SET EXERCISE: Some lines of these records may hold the word "novembre"; state how many, using only the number.

Rows from a figure dataset:
^^^^^^^^

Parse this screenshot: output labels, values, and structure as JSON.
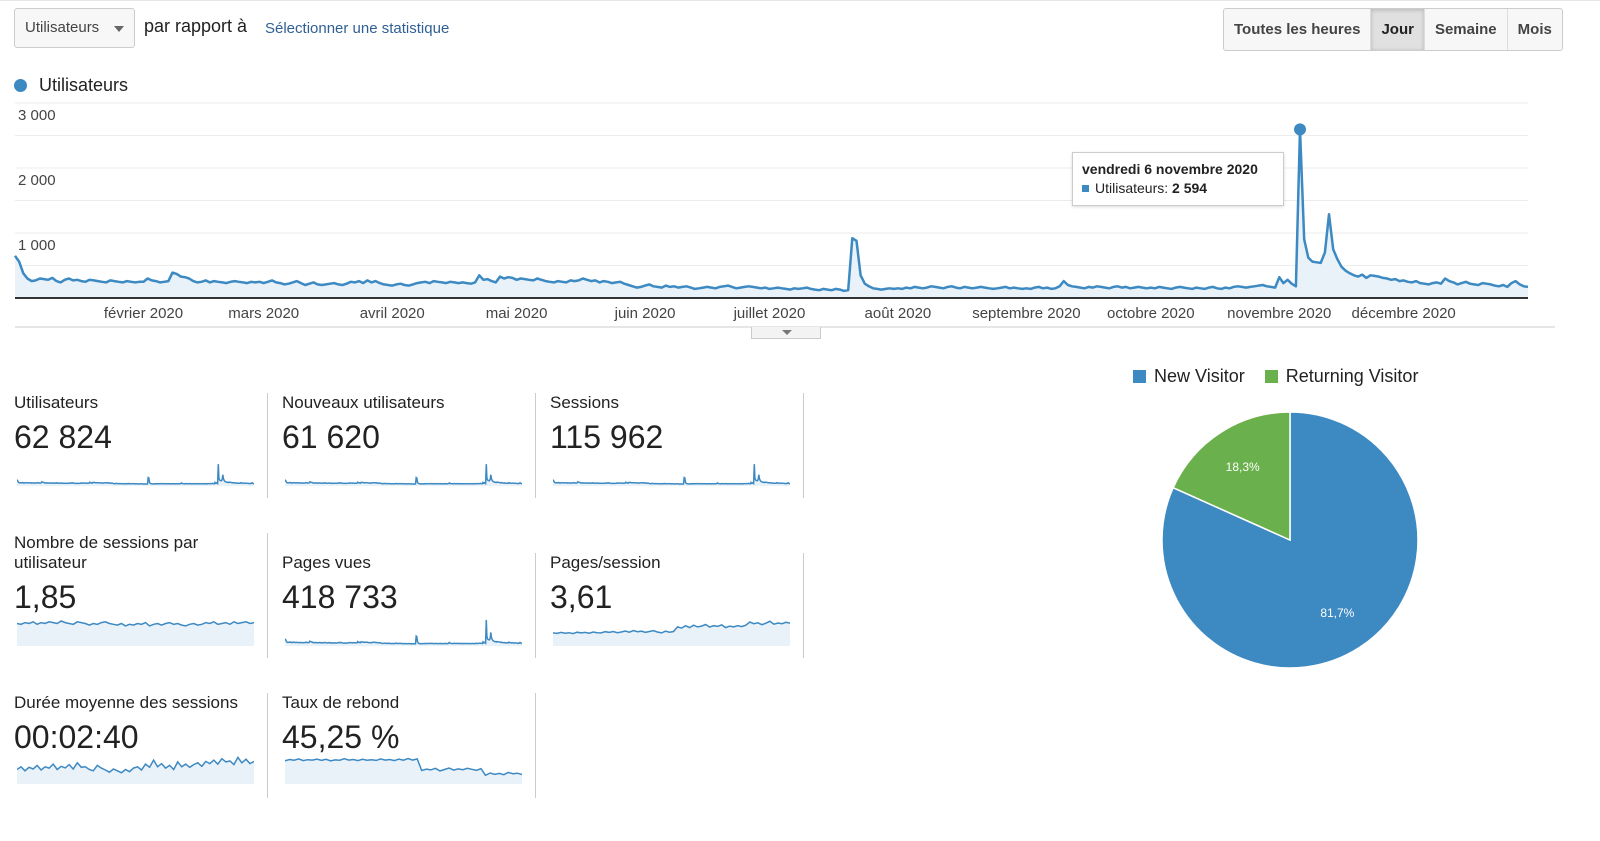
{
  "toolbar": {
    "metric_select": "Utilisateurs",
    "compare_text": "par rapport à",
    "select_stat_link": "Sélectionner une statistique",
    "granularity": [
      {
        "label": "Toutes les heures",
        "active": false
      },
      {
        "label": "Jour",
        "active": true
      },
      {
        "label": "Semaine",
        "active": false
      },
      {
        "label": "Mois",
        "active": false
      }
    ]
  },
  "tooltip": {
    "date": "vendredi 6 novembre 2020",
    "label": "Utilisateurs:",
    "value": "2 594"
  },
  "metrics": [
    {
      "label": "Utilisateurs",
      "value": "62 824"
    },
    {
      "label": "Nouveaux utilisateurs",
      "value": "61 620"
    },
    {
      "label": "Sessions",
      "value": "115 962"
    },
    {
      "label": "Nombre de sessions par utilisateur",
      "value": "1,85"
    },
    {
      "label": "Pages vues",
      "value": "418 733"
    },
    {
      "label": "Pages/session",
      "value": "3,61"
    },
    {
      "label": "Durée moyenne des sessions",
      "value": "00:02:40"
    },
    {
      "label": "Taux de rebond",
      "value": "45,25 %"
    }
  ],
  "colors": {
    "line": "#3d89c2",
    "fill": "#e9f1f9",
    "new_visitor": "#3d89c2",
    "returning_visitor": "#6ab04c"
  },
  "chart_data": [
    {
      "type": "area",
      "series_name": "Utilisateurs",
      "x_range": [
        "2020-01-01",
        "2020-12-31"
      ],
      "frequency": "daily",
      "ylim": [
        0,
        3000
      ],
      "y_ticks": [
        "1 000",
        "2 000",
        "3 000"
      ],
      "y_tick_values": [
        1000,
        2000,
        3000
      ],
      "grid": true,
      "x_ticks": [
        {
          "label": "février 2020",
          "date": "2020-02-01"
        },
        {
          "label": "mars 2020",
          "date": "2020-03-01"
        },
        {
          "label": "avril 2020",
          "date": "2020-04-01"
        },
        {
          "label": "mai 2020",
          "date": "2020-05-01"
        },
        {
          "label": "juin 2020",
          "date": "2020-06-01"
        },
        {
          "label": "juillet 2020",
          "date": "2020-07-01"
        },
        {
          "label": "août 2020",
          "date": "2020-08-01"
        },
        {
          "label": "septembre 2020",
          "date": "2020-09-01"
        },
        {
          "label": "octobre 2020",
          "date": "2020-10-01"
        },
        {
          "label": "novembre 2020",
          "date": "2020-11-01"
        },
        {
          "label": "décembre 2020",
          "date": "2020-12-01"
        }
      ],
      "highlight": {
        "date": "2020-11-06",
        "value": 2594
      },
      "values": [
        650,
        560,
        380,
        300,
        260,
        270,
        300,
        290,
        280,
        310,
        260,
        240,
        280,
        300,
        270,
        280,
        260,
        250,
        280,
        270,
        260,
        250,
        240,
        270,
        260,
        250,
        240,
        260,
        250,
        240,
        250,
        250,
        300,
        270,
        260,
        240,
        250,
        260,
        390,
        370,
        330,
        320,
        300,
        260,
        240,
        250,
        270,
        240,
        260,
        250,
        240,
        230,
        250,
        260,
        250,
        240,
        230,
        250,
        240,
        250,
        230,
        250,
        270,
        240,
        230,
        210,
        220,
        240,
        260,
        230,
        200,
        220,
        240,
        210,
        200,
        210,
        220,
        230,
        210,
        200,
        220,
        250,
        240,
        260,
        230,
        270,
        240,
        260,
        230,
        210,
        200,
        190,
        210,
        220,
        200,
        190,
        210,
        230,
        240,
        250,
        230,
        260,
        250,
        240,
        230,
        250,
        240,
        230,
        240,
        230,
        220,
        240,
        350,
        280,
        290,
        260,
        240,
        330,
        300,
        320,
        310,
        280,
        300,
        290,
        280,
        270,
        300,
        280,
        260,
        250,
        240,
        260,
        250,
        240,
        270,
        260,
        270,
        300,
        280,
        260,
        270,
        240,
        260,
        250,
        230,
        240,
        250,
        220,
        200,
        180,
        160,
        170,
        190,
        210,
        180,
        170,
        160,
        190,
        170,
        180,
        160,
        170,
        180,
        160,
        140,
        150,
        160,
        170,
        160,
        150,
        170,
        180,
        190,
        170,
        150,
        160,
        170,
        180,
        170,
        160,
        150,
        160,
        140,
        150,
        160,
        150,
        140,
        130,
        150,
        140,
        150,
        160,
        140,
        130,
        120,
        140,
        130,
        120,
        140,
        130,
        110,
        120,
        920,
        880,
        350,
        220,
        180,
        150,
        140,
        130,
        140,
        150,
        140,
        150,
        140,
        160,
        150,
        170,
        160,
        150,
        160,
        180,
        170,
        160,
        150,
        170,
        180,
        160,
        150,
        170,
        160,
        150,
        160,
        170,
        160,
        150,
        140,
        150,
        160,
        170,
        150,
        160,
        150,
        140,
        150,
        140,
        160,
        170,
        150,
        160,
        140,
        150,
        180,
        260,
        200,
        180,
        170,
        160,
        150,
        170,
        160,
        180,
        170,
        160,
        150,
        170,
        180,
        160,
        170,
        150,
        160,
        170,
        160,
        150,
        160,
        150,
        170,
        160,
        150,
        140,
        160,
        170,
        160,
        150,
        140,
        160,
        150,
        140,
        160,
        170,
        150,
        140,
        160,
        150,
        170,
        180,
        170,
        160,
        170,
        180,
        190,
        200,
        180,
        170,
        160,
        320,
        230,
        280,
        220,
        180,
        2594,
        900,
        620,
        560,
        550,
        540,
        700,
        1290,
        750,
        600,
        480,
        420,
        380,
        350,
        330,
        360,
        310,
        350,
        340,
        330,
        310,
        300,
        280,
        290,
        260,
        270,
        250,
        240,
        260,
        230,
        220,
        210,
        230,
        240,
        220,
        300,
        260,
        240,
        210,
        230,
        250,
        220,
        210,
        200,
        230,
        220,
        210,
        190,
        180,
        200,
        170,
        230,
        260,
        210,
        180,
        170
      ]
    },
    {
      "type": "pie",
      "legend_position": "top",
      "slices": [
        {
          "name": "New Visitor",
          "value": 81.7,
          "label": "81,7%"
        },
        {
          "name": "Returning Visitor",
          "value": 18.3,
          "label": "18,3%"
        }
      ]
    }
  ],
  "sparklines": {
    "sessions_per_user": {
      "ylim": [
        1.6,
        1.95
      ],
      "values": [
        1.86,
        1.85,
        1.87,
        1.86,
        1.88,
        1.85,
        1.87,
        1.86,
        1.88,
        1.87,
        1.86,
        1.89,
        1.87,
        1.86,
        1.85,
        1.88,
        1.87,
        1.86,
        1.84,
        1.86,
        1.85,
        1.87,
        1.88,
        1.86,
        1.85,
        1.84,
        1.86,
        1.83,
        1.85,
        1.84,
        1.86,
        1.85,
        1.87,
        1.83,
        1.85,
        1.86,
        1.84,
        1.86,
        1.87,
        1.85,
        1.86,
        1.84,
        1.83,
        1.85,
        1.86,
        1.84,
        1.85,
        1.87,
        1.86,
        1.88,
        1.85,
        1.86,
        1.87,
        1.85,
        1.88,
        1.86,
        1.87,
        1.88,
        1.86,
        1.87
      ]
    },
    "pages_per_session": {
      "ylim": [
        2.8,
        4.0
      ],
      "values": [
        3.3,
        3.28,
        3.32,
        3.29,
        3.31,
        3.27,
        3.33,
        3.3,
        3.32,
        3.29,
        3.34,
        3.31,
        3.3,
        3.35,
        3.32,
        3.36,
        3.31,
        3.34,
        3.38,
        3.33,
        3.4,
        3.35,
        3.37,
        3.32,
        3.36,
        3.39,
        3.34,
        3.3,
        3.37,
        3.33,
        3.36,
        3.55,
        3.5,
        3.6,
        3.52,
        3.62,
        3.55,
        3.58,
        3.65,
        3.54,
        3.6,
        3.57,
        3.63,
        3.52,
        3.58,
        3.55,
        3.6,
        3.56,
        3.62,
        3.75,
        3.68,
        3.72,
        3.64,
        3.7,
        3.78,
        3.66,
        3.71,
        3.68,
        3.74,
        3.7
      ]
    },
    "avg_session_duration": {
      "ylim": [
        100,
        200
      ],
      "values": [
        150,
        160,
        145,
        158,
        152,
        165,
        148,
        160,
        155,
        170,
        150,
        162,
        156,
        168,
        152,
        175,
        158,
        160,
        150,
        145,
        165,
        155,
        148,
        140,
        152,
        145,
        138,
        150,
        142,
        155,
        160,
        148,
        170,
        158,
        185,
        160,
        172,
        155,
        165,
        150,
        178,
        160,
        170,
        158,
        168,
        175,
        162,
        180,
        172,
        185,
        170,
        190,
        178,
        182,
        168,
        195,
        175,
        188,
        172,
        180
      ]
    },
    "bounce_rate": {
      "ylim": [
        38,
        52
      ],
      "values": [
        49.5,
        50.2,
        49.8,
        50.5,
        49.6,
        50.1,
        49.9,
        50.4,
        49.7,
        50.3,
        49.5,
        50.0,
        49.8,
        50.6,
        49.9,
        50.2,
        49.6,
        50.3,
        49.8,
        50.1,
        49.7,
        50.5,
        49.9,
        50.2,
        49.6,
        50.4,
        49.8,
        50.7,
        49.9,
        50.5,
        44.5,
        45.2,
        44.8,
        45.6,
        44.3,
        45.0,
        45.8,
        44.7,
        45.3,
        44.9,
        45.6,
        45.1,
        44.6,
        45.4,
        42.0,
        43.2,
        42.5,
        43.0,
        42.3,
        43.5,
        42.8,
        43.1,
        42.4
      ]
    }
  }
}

^^^^^^^^

RIGHT ANSWER: 2